→ WHAT THIS TASK INVOLVES: Scan the data below. Pull out each line where "Tolminka" occurs.

- - - - -

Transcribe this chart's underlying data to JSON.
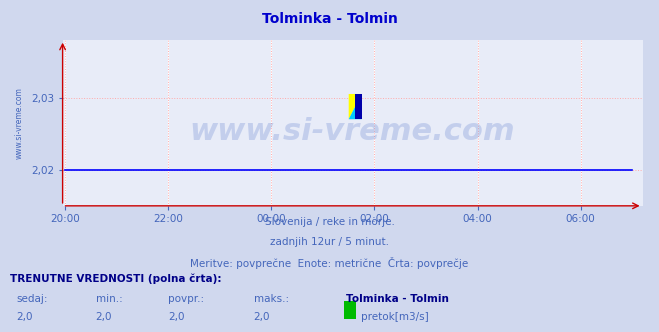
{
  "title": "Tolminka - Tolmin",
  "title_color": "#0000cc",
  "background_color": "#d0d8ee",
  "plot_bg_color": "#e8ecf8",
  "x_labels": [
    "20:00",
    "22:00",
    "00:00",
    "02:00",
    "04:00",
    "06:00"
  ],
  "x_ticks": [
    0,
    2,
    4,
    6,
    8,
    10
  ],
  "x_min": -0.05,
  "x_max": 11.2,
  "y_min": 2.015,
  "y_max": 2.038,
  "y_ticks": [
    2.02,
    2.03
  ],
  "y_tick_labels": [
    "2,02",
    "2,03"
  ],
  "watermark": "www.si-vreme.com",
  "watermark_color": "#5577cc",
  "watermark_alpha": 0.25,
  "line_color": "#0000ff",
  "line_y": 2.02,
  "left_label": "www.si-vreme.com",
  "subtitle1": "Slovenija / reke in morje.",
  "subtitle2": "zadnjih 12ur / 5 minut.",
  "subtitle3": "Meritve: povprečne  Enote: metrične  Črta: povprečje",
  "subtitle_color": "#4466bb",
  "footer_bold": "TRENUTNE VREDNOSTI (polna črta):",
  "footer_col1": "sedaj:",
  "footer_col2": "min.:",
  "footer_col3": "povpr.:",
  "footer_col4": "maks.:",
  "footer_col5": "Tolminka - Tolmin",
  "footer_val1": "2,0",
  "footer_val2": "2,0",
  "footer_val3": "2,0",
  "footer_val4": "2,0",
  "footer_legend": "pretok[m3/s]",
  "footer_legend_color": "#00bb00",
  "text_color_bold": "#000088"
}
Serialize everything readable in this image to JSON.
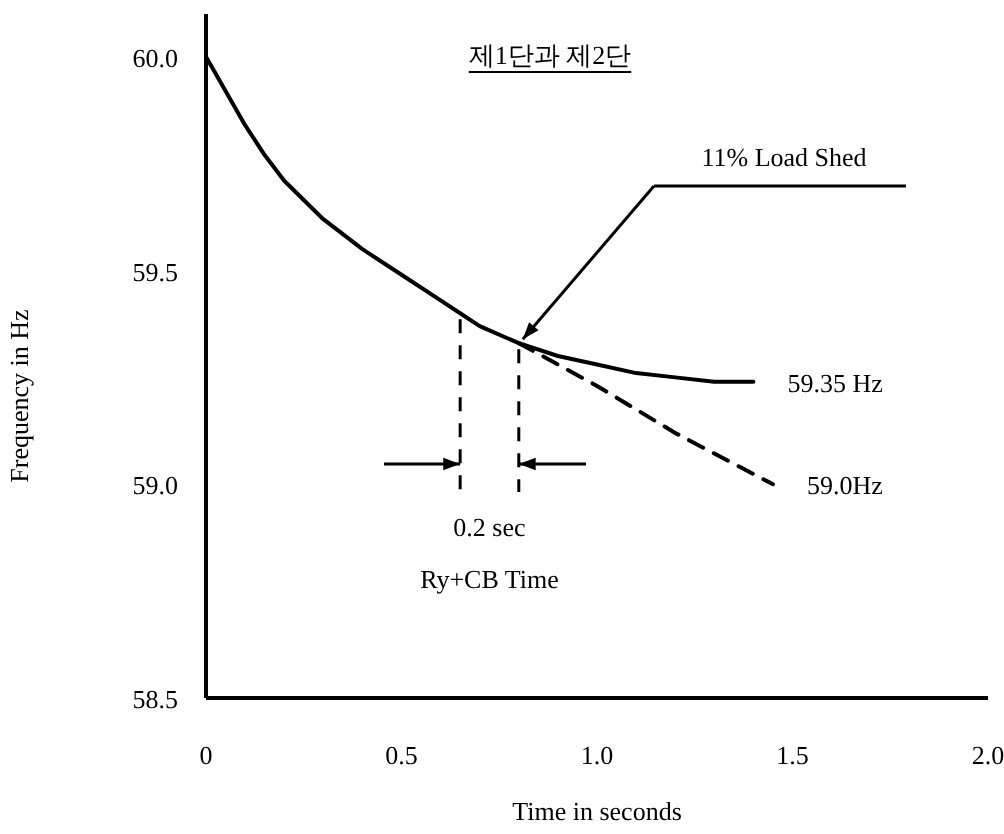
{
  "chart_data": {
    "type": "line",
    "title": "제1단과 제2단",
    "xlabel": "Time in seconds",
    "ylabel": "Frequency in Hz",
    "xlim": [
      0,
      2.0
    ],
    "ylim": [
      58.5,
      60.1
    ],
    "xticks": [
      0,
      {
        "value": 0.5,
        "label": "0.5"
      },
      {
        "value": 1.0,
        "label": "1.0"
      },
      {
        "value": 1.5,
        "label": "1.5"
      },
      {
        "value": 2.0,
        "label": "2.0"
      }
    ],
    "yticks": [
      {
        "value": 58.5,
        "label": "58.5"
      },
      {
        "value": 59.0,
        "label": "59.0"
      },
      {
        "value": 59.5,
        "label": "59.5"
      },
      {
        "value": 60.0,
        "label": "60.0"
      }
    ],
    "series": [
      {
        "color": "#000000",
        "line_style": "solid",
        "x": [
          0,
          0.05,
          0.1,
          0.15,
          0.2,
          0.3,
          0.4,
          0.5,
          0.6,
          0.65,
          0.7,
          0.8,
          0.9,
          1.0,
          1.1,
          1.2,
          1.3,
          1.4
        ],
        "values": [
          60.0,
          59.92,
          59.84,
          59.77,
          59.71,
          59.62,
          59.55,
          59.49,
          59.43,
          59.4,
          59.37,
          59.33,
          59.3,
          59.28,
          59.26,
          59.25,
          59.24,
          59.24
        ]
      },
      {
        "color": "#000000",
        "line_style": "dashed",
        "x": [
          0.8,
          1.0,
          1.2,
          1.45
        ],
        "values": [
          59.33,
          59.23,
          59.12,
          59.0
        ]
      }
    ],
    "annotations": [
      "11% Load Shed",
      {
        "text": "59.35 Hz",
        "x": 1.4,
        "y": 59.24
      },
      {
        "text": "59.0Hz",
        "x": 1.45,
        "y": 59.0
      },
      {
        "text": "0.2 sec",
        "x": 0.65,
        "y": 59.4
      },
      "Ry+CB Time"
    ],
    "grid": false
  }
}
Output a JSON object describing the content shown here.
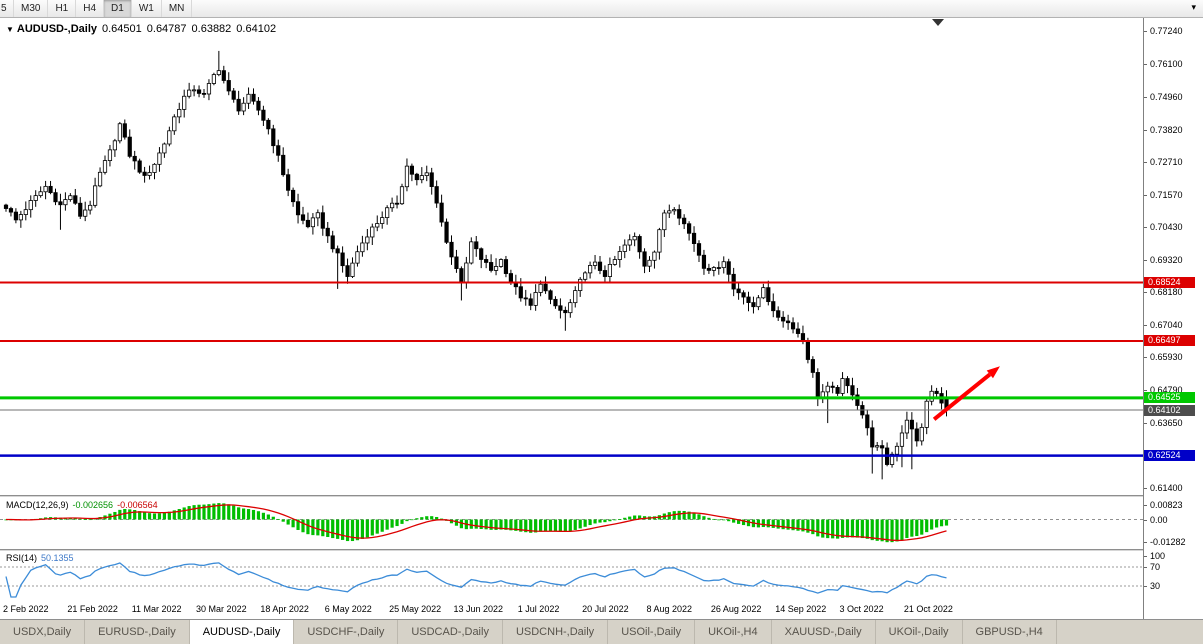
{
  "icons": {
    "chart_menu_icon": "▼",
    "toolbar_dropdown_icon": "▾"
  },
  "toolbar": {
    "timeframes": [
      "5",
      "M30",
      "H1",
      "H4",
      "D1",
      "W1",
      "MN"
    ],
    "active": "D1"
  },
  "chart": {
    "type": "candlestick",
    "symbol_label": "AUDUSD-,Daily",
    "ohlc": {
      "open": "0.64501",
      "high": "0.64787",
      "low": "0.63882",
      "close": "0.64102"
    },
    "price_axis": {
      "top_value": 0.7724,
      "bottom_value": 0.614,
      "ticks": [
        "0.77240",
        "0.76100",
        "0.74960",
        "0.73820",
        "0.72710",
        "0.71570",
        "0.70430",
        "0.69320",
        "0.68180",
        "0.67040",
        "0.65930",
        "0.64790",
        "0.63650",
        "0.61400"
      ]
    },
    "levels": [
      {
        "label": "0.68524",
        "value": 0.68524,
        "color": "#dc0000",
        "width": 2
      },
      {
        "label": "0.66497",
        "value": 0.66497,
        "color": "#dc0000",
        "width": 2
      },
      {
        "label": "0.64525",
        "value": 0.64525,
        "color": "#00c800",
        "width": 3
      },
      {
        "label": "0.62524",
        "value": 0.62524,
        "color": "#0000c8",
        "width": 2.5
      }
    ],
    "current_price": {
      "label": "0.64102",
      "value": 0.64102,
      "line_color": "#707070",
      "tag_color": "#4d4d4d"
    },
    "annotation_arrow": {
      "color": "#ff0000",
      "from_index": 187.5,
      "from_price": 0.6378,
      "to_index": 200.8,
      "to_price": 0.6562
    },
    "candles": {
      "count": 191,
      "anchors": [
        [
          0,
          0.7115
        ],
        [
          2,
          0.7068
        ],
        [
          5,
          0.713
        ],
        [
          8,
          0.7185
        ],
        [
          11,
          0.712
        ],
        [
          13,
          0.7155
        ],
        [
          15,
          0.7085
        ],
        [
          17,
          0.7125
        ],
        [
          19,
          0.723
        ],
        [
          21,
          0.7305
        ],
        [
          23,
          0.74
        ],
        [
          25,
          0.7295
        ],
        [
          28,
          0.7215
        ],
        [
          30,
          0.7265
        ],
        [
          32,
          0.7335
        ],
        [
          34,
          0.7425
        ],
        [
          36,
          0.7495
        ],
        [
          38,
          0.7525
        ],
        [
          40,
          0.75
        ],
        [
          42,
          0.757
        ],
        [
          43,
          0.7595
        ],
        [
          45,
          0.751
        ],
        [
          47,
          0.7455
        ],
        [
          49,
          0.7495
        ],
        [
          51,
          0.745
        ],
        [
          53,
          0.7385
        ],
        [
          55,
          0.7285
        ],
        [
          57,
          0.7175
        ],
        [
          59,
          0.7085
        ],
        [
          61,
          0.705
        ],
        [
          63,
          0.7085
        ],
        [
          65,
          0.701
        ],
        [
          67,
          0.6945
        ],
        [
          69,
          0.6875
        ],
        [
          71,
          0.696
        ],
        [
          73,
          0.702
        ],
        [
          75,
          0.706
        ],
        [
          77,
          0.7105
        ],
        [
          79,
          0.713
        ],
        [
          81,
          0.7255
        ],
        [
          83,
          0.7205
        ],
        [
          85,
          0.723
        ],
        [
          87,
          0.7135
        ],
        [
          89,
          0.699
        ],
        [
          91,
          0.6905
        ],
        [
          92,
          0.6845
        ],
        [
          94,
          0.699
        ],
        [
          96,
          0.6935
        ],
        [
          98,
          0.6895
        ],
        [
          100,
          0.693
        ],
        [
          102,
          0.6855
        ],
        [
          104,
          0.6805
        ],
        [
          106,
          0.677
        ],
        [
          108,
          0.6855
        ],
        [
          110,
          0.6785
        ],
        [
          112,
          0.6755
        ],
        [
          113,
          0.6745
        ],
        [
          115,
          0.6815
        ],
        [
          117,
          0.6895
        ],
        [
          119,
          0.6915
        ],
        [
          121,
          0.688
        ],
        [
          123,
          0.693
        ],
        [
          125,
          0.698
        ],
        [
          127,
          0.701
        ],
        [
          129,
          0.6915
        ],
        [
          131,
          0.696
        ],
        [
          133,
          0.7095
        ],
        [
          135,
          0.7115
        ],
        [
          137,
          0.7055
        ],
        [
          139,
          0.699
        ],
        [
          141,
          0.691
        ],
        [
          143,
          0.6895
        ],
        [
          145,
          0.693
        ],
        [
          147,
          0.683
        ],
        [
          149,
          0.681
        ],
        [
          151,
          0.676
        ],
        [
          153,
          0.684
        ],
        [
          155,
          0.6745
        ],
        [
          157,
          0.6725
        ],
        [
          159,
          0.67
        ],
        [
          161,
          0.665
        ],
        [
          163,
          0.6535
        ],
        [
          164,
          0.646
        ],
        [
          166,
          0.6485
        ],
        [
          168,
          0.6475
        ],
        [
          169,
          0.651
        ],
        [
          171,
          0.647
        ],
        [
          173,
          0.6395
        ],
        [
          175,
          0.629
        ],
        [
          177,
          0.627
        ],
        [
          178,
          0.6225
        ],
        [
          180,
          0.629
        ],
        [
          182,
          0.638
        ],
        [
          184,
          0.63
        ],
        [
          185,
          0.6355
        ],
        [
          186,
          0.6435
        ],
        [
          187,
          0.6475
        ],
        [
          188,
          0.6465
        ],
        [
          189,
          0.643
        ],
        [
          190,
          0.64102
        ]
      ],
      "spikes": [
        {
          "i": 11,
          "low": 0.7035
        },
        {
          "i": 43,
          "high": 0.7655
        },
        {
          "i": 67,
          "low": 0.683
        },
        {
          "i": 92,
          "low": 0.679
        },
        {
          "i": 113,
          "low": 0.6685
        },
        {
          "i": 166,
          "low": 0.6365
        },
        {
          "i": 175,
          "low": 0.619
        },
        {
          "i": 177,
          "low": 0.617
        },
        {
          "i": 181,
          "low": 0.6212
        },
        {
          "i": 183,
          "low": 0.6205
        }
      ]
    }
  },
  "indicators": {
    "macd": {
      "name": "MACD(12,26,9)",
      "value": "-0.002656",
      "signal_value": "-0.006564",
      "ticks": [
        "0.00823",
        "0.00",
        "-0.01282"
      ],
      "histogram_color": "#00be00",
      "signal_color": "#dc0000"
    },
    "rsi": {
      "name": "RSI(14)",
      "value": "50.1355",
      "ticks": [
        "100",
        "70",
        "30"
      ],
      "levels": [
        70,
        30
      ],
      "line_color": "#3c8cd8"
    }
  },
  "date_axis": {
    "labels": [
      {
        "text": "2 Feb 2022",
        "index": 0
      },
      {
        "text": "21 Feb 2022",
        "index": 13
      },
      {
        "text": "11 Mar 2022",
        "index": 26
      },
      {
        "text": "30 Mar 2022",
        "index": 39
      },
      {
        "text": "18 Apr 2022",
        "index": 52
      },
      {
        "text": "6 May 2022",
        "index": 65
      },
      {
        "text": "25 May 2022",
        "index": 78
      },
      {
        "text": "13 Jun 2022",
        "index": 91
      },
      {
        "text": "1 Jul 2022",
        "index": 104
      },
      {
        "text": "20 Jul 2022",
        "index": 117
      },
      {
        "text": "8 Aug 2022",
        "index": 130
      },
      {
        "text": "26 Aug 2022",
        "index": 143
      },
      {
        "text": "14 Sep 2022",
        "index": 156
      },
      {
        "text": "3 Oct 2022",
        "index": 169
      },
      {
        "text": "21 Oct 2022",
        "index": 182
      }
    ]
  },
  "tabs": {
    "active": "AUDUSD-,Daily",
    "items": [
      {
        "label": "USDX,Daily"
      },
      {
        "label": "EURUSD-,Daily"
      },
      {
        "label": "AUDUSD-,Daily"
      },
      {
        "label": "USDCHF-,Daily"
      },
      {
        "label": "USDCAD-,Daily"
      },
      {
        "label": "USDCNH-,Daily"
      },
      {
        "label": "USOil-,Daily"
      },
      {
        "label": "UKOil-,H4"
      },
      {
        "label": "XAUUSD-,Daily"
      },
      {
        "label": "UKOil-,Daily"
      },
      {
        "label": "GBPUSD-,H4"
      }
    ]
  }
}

- - - - -

→ FULL OUTPUT:
  "title": "Tolminka - Tolmin",
  "footer_col5": "Tolminka - Tolmin",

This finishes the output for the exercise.